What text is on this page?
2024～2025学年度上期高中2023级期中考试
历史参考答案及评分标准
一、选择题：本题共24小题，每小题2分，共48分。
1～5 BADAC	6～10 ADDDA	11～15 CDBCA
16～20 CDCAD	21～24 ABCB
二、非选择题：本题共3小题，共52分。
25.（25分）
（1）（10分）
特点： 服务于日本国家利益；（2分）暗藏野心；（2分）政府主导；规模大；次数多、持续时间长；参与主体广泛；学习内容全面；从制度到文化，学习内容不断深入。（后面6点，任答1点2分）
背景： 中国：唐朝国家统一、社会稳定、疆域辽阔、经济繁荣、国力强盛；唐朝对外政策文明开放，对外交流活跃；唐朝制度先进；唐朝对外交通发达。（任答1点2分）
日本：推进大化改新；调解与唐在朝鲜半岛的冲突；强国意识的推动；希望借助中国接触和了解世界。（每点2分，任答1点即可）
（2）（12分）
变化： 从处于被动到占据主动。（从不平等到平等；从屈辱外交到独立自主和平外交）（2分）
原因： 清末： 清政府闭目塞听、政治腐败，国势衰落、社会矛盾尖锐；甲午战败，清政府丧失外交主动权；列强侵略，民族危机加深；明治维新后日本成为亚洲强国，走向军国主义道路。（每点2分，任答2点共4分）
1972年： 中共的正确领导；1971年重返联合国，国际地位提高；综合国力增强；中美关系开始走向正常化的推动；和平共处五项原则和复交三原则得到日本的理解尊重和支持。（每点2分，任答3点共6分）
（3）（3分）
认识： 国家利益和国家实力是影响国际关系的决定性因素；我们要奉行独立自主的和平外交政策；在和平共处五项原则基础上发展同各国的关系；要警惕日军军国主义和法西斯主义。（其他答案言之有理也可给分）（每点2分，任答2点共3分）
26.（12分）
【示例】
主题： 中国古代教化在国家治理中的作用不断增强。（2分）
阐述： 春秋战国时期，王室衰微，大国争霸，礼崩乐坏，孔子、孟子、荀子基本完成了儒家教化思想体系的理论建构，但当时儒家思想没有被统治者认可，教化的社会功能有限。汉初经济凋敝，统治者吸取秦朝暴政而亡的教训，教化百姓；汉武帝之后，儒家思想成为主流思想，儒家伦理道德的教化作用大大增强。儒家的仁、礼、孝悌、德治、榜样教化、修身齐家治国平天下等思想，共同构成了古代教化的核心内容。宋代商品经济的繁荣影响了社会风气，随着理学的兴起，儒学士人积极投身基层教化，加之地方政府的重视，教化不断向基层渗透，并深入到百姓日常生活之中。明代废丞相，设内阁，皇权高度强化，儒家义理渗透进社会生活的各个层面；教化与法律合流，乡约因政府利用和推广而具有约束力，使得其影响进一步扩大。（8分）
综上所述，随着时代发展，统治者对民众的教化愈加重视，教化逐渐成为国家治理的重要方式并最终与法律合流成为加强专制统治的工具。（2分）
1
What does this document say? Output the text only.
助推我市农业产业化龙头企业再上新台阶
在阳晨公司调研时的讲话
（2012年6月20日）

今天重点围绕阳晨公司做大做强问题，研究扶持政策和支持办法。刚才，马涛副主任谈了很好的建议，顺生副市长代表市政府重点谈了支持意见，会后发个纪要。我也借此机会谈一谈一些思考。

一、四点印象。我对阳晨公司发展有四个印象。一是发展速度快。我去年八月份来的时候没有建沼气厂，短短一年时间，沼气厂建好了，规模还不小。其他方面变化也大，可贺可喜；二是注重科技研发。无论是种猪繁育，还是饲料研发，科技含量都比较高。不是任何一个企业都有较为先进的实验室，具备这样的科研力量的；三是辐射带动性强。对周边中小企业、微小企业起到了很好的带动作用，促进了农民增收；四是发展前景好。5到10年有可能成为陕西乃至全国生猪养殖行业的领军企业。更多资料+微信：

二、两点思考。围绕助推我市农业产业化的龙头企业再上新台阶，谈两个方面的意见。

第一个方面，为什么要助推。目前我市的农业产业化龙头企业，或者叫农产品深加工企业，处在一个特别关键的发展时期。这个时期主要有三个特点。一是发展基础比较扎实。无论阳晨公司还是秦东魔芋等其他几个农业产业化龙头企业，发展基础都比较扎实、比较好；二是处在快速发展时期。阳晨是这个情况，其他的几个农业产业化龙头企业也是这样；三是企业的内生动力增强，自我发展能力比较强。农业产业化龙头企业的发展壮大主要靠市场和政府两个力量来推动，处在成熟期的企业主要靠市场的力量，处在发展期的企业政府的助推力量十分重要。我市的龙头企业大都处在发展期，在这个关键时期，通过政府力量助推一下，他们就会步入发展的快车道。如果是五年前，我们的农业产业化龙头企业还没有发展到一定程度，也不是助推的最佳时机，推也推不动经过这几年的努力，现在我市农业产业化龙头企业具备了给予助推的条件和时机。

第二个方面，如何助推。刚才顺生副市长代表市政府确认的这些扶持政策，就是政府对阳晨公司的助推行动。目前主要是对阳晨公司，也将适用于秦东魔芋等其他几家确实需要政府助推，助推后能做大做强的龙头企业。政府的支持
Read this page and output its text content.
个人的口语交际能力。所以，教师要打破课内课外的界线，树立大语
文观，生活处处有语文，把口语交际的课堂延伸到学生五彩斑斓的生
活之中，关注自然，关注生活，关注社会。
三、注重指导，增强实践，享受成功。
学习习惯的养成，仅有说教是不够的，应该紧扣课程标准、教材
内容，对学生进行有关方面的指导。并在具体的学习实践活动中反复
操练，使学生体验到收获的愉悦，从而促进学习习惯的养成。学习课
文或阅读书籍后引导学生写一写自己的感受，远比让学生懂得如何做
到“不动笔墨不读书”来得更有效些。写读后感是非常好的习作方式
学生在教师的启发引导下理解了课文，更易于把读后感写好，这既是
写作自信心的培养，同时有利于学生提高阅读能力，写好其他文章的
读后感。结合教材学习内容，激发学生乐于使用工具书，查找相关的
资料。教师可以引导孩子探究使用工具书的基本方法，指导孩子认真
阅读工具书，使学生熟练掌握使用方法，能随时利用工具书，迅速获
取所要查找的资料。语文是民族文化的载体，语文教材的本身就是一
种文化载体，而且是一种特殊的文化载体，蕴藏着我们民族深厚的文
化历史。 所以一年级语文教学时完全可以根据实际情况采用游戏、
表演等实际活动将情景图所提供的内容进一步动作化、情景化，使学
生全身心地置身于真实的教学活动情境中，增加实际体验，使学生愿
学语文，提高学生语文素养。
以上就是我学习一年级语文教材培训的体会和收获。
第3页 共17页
○ ○ ○
**DIRECTIONS:**
Return all the data above once more, precisely as given.

**OUTPUT FOR THIS EXERCISE:**
What text is on this page?
2024～2025学年度上期高中2023级期中考试
历史参考答案及评分标准
一、选择题：本题共24小题，每小题2分，共48分。
1～5 BADAC	6～10 ADDDA	11～15 CDBCA
16～20 CDCAD	21～24 ABCB
二、非选择题：本题共3小题，共52分。
25.（25分）
（1）（10分）
特点： 服务于日本国家利益；（2分）暗藏野心；（2分）政府主导；规模大；次数多、持续时间长；参与主体广泛；学习内容全面；从制度到文化，学习内容不断深入。（后面6点，任答1点2分）
背景： 中国：唐朝国家统一、社会稳定、疆域辽阔、经济繁荣、国力强盛；唐朝对外政策文明开放，对外交流活跃；唐朝制度先进；唐朝对外交通发达。（任答1点2分）
日本：推进大化改新；调解与唐在朝鲜半岛的冲突；强国意识的推动；希望借助中国接触和了解世界。（每点2分，任答1点即可）
（2）（12分）
变化： 从处于被动到占据主动。（从不平等到平等；从屈辱外交到独立自主和平外交）（2分）
原因： 清末： 清政府闭目塞听、政治腐败，国势衰落、社会矛盾尖锐；甲午战败，清政府丧失外交主动权；列强侵略，民族危机加深；明治维新后日本成为亚洲强国，走向军国主义道路。（每点2分，任答2点共4分）
1972年： 中共的正确领导；1971年重返联合国，国际地位提高；综合国力增强；中美关系开始走向正常化的推动；和平共处五项原则和复交三原则得到日本的理解尊重和支持。（每点2分，任答3点共6分）
（3）（3分）
认识： 国家利益和国家实力是影响国际关系的决定性因素；我们要奉行独立自主的和平外交政策；在和平共处五项原则基础上发展同各国的关系；要警惕日军军国主义和法西斯主义。（其他答案言之有理也可给分）（每点2分，任答2点共3分）
26.（12分）
【示例】
主题： 中国古代教化在国家治理中的作用不断增强。（2分）
阐述： 春秋战国时期，王室衰微，大国争霸，礼崩乐坏，孔子、孟子、荀子基本完成了儒家教化思想体系的理论建构，但当时儒家思想没有被统治者认可，教化的社会功能有限。汉初经济凋敝，统治者吸取秦朝暴政而亡的教训，教化百姓；汉武帝之后，儒家思想成为主流思想，儒家伦理道德的教化作用大大增强。儒家的仁、礼、孝悌、德治、榜样教化、修身齐家治国平天下等思想，共同构成了古代教化的核心内容。宋代商品经济的繁荣影响了社会风气，随着理学的兴起，儒学士人积极投身基层教化，加之地方政府的重视，教化不断向基层渗透，并深入到百姓日常生活之中。明代废丞相，设内阁，皇权高度强化，儒家义理渗透进社会生活的各个层面；教化与法律合流，乡约因政府利用和推广而具有约束力，使得其影响进一步扩大。（8分）
综上所述，随着时代发展，统治者对民众的教化愈加重视，教化逐渐成为国家治理的重要方式并最终与法律合流成为加强专制统治的工具。（2分）
1
What does this document say? Output the text only.
助推我市农业产业化龙头企业再上新台阶
在阳晨公司调研时的讲话
（2012年6月20日）

今天重点围绕阳晨公司做大做强问题，研究扶持政策和支持办法。刚才，马涛副主任谈了很好的建议，顺生副市长代表市政府重点谈了支持意见，会后发个纪要。我也借此机会谈一谈一些思考。

一、四点印象。我对阳晨公司发展有四个印象。一是发展速度快。我去年八月份来的时候没有建沼气厂，短短一年时间，沼气厂建好了，规模还不小。其他方面变化也大，可贺可喜；二是注重科技研发。无论是种猪繁育，还是饲料研发，科技含量都比较高。不是任何一个企业都有较为先进的实验室，具备这样的科研力量的；三是辐射带动性强。对周边中小企业、微小企业起到了很好的带动作用，促进了农民增收；四是发展前景好。5到10年有可能成为陕西乃至全国生猪养殖行业的领军企业。更多资料+微信：

二、两点思考。围绕助推我市农业产业化的龙头企业再上新台阶，谈两个方面的意见。

第一个方面，为什么要助推。目前我市的农业产业化龙头企业，或者叫农产品深加工企业，处在一个特别关键的发展时期。这个时期主要有三个特点。一是发展基础比较扎实。无论阳晨公司还是秦东魔芋等其他几个农业产业化龙头企业，发展基础都比较扎实、比较好；二是处在快速发展时期。阳晨是这个情况，其他的几个农业产业化龙头企业也是这样；三是企业的内生动力增强，自我发展能力比较强。农业产业化龙头企业的发展壮大主要靠市场和政府两个力量来推动，处在成熟期的企业主要靠市场的力量，处在发展期的企业政府的助推力量十分重要。我市的龙头企业大都处在发展期，在这个关键时期，通过政府力量助推一下，他们就会步入发展的快车道。如果是五年前，我们的农业产业化龙头企业还没有发展到一定程度，也不是助推的最佳时机，推也推不动经过这几年的努力，现在我市农业产业化龙头企业具备了给予助推的条件和时机。

第二个方面，如何助推。刚才顺生副市长代表市政府确认的这些扶持政策，就是政府对阳晨公司的助推行动。目前主要是对阳晨公司，也将适用于秦东魔芋等其他几家确实需要政府助推，助推后能做大做强的龙头企业。政府的支持
Read this page and output its text content.
个人的口语交际能力。所以，教师要打破课内课外的界线，树立大语
文观，生活处处有语文，把口语交际的课堂延伸到学生五彩斑斓的生
活之中，关注自然，关注生活，关注社会。
三、注重指导，增强实践，享受成功。
学习习惯的养成，仅有说教是不够的，应该紧扣课程标准、教材
内容，对学生进行有关方面的指导。并在具体的学习实践活动中反复
操练，使学生体验到收获的愉悦，从而促进学习习惯的养成。学习课
文或阅读书籍后引导学生写一写自己的感受，远比让学生懂得如何做
到“不动笔墨不读书”来得更有效些。写读后感是非常好的习作方式
学生在教师的启发引导下理解了课文，更易于把读后感写好，这既是
写作自信心的培养，同时有利于学生提高阅读能力，写好其他文章的
读后感。结合教材学习内容，激发学生乐于使用工具书，查找相关的
资料。教师可以引导孩子探究使用工具书的基本方法，指导孩子认真
阅读工具书，使学生熟练掌握使用方法，能随时利用工具书，迅速获
取所要查找的资料。语文是民族文化的载体，语文教材的本身就是一
种文化载体，而且是一种特殊的文化载体，蕴藏着我们民族深厚的文
化历史。 所以一年级语文教学时完全可以根据实际情况采用游戏、
表演等实际活动将情景图所提供的内容进一步动作化、情景化，使学
生全身心地置身于真实的教学活动情境中，增加实际体验，使学生愿
学语文，提高学生语文素养。
以上就是我学习一年级语文教材培训的体会和收获。
第3页 共17页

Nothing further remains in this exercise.